** Problem A **
Answer these questions from the court opinion:
(i) Which correctional center is the plaintiff currently in?
(ii) How many defendants has the plaintiff named?
(iii) Which case does the court say bars the plaintiff's claims?
** Problem B **
Summarize the court opinion in two sentences.
** Problem C **
Return the passage of the court opinion between "28 U.S.C. §1915A." and "Conspiracy in McLean County, Illinois.", inclusive.

** Quoted text **
========

The opinion of the court was delivered by: Harold A. Baker United States District Judge


This cause is before the court for merit review of the plaintiff's complaint. The court is required by 28 U.S.C. §1915A to "screen" the plaintiff's complaint, and through such process to identify and dismiss any legally insufficient claim, or the entire action if warranted. A claim is legally insufficient if it "(1) is frivolous, malicious, or fails to state a claim upon which relief may be granted; or (2) seeks monetary relief from a defendant who is immune from such relief."

28 U.S.C. §1915A.

The plaintiff, Myron Simmons, filed his complaint pursuant to 42 U.S.C. §1983 claiming that his constitutional rights were violated. The plaintiff has named seven defendants including Public Defender Terry Dobbs, Normal City Chief of Police Kent Crutcher, Bloomington City Chief of Police Roger Aikin, McLean County States Attorney Bill Yoder, an unknown Bloomington Officer, an unknown Normal Officer and an unknown McLean County Assistant States Attorney.

The plaintiff's claims revolve around an apparent criminal charge in McLean County, Illinois. The court takes judicial notice of the fact that the plaintiff is currently in the Dixon Correctional Center and Illinois Department of Corrections records indicate that he was found guilty of Criminal Drug Conspiracy in McLean County, Illinois.

The plaintiff says an unknown Normal Police Officer stopped the plaintiff without probable cause. An unknown Bloomington Police Officer gave false testimony to the Grand Jury and the States Attorney or an Assistant States Attorney allowed the false testimony. Public Defender Dobbs failed to interview witnesses, review discovery, investigate his case or present crucial evidence in his criminal trial. The plaintiff is asking for damages.

The plaintiff has failed to state a claim upon which relief can be granted against any of the defendants. First, the plaintiff's claims against the defendants are barred by Heck v. Humphrey, 512 U.S. 477 (1994). In Heck, the Supreme Court held that a suit that seeks to overturn a state sentence, or seeks a result that would invalidate a state sentence, requires the plaintiff to prove that the sentence has been declared invalid by a state tribunal authorized to make such a declaration. The plaintiff does not claim that his conviction has been overturned.

========

** Dataset extract **
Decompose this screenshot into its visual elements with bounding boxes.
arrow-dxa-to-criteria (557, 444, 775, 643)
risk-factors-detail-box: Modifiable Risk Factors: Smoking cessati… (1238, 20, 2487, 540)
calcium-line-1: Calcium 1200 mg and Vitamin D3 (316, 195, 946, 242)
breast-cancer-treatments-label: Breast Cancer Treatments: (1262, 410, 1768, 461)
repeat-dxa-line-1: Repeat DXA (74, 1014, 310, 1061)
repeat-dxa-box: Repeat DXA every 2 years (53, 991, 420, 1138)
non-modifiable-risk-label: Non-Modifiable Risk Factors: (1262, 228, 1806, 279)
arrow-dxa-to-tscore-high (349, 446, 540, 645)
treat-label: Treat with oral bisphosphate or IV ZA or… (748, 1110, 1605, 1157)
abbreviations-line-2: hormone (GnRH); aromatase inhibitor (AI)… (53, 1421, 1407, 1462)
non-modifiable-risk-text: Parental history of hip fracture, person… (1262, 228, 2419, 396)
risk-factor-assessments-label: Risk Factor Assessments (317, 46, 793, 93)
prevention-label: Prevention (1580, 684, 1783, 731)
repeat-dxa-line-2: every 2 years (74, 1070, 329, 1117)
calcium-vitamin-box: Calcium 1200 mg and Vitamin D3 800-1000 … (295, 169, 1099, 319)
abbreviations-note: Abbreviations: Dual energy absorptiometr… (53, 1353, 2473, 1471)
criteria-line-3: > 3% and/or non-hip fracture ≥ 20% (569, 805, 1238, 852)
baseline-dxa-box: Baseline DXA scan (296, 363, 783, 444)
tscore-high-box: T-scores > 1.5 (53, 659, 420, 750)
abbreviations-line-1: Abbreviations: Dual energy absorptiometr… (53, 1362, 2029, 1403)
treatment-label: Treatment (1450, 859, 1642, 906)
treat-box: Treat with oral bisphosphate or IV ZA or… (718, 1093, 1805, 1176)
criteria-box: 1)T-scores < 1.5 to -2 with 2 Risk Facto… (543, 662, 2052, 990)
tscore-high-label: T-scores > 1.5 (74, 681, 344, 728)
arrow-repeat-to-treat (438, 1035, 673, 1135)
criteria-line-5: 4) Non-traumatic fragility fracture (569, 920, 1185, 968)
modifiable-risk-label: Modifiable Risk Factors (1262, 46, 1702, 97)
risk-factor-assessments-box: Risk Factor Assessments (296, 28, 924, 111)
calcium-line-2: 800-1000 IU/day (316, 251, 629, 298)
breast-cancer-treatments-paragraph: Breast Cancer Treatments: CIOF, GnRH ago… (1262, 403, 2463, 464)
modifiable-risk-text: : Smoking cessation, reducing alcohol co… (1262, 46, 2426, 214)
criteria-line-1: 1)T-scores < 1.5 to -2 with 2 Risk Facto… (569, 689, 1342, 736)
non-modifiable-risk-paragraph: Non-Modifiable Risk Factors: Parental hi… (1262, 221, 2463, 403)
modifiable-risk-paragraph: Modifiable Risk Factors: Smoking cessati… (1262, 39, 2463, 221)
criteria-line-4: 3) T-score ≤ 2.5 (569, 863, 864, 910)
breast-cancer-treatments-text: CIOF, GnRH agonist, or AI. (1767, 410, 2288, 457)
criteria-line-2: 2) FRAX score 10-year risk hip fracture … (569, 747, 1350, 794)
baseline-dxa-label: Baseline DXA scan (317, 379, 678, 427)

========

** Result A **
(i) The Dixon Correctional Center.
(ii) Seven.
(iii) Heck v. Humphrey, 512 U.S. 477 (1994).

** Result B **
Myron Simmons, who is in the Dixon Correctional Center after being found guilty of Criminal Drug Conspiracy in McLean County, filed a complaint under 42 U.S.C. §1983 against seven defendants, claiming he was stopped without probable cause, that false testimony was given to the Grand Jury, and that his public defender failed to investigate his case, and he asks for damages. On merit review, the court finds that he has failed to state a claim against any defendant because his claims are barred by Heck v. Humphrey and he does not claim his conviction has been overturned.

** Result C **
28 U.S.C. §1915A.

The plaintiff, Myron Simmons, filed his complaint pursuant to 42 U.S.C. §1983 claiming that his constitutional rights were violated. The plaintiff has named seven defendants including Public Defender Terry Dobbs, Normal City Chief of Police Kent Crutcher, Bloomington City Chief of Police Roger Aikin, McLean County States Attorney Bill Yoder, an unknown Bloomington Officer, an unknown Normal Officer and an unknown McLean County Assistant States Attorney.

The plaintiff's claims revolve around an apparent criminal charge in McLean County, Illinois. The court takes judicial notice of the fact that the plaintiff is currently in the Dixon Correctional Center and Illinois Department of Corrections records indicate that he was found guilty of Criminal Drug Conspiracy in McLean County, Illinois.